» The task: Return every record below exactly as written, but leave out the pictures.

(Records excerpted from a collection)

-- START --

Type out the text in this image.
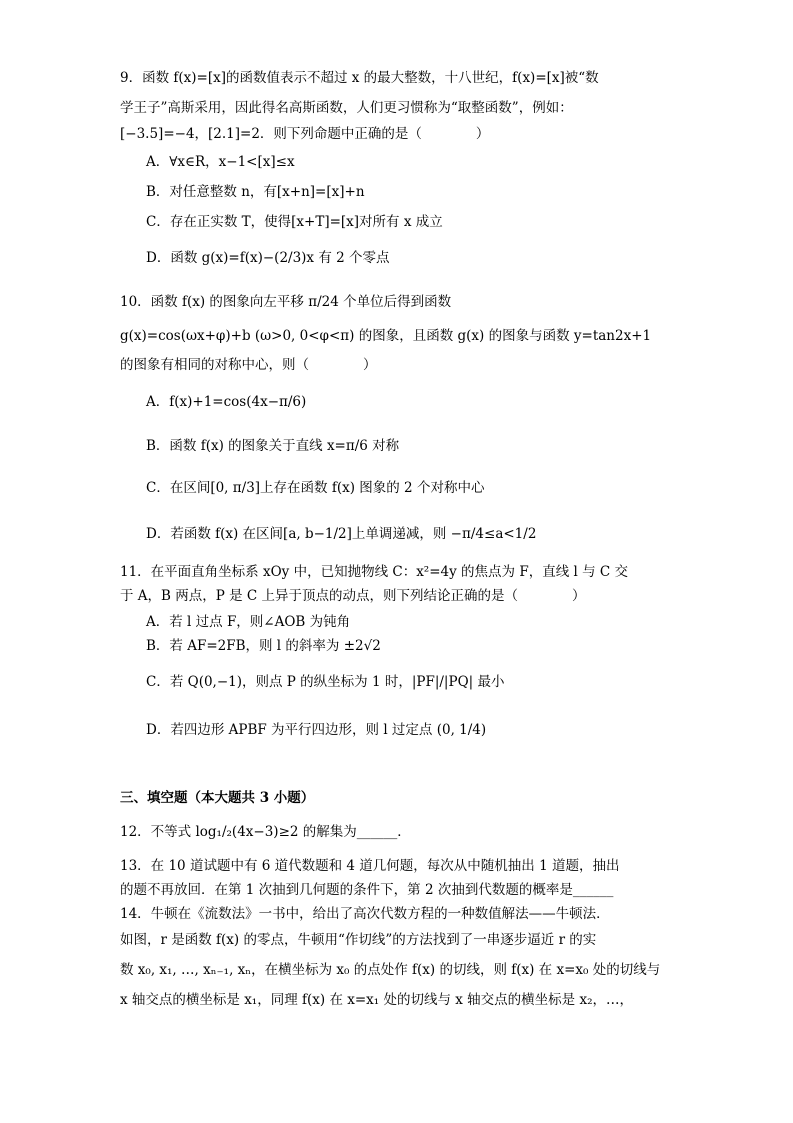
9．函数 f(x)=[x]的函数值表示不超过 x 的最大整数，十八世纪，f(x)=[x]被“数
学王子”高斯采用，因此得名高斯函数，人们更习惯称为“取整函数”，例如：
[−3.5]=−4，[2.1]=2．则下列命题中正确的是（　　　　）
A．∀x∈R，x−1<[x]≤x
B．对任意整数 n，有[x+n]=[x]+n
C．存在正实数 T，使得[x+T]=[x]对所有 x 成立
D．函数 g(x)=f(x)−(2/3)x 有 2 个零点
10．函数 f(x) 的图象向左平移 π/24 个单位后得到函数
g(x)=cos(ωx+φ)+b (ω>0, 0<φ<π) 的图象，且函数 g(x) 的图象与函数 y=tan2x+1
的图象有相同的对称中心，则（　　　　）
A．f(x)+1=cos(4x−π/6)
B．函数 f(x) 的图象关于直线 x=π/6 对称
C．在区间[0, π/3]上存在函数 f(x) 图象的 2 个对称中心
D．若函数 f(x) 在区间[a, b−1/2]上单调递减，则 −π/4≤a<1/2
11．在平面直角坐标系 xOy 中，已知抛物线 C：x²=4y 的焦点为 F，直线 l 与 C 交
于 A，B 两点，P 是 C 上异于顶点的动点，则下列结论正确的是（　　　　）
A．若 l 过点 F，则∠AOB 为钝角
B．若 AF=2FB，则 l 的斜率为 ±2√2
C．若 Q(0,−1)，则点 P 的纵坐标为 1 时，|PF|/|PQ| 最小
D．若四边形 APBF 为平行四边形，则 l 过定点 (0, 1/4)
三、填空题（本大题共 3 小题）
12．不等式 log₁/₂(4x−3)≥2 的解集为______．
13．在 10 道试题中有 6 道代数题和 4 道几何题，每次从中随机抽出 1 道题，抽出
的题不再放回．在第 1 次抽到几何题的条件下，第 2 次抽到代数题的概率是______
14．牛顿在《流数法》一书中，给出了高次代数方程的一种数值解法——牛顿法．
如图，r 是函数 f(x) 的零点，牛顿用“作切线”的方法找到了一串逐步逼近 r 的实
数 x₀, x₁, …, xₙ₋₁, xₙ，在横坐标为 x₀ 的点处作 f(x) 的切线，则 f(x) 在 x=x₀ 处的切线与
x 轴交点的横坐标是 x₁，同理 f(x) 在 x=x₁ 处的切线与 x 轴交点的横坐标是 x₂，…，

-- END --

» Exercise output:
Type out the text in this image.
9．函数 f(x)=[x]的函数值表示不超过 x 的最大整数，十八世纪，f(x)=[x]被“数
学王子”高斯采用，因此得名高斯函数，人们更习惯称为“取整函数”，例如：
[−3.5]=−4，[2.1]=2．则下列命题中正确的是（　　　　）
A．∀x∈R，x−1<[x]≤x
B．对任意整数 n，有[x+n]=[x]+n
C．存在正实数 T，使得[x+T]=[x]对所有 x 成立
D．函数 g(x)=f(x)−(2/3)x 有 2 个零点
10．函数 f(x) 的图象向左平移 π/24 个单位后得到函数
g(x)=cos(ωx+φ)+b (ω>0, 0<φ<π) 的图象，且函数 g(x) 的图象与函数 y=tan2x+1
的图象有相同的对称中心，则（　　　　）
A．f(x)+1=cos(4x−π/6)
B．函数 f(x) 的图象关于直线 x=π/6 对称
C．在区间[0, π/3]上存在函数 f(x) 图象的 2 个对称中心
D．若函数 f(x) 在区间[a, b−1/2]上单调递减，则 −π/4≤a<1/2
11．在平面直角坐标系 xOy 中，已知抛物线 C：x²=4y 的焦点为 F，直线 l 与 C 交
于 A，B 两点，P 是 C 上异于顶点的动点，则下列结论正确的是（　　　　）
A．若 l 过点 F，则∠AOB 为钝角
B．若 AF=2FB，则 l 的斜率为 ±2√2
C．若 Q(0,−1)，则点 P 的纵坐标为 1 时，|PF|/|PQ| 最小
D．若四边形 APBF 为平行四边形，则 l 过定点 (0, 1/4)
三、填空题（本大题共 3 小题）
12．不等式 log₁/₂(4x−3)≥2 的解集为______．
13．在 10 道试题中有 6 道代数题和 4 道几何题，每次从中随机抽出 1 道题，抽出
的题不再放回．在第 1 次抽到几何题的条件下，第 2 次抽到代数题的概率是______
14．牛顿在《流数法》一书中，给出了高次代数方程的一种数值解法——牛顿法．
如图，r 是函数 f(x) 的零点，牛顿用“作切线”的方法找到了一串逐步逼近 r 的实
数 x₀, x₁, …, xₙ₋₁, xₙ，在横坐标为 x₀ 的点处作 f(x) 的切线，则 f(x) 在 x=x₀ 处的切线与
x 轴交点的横坐标是 x₁，同理 f(x) 在 x=x₁ 处的切线与 x 轴交点的横坐标是 x₂，…，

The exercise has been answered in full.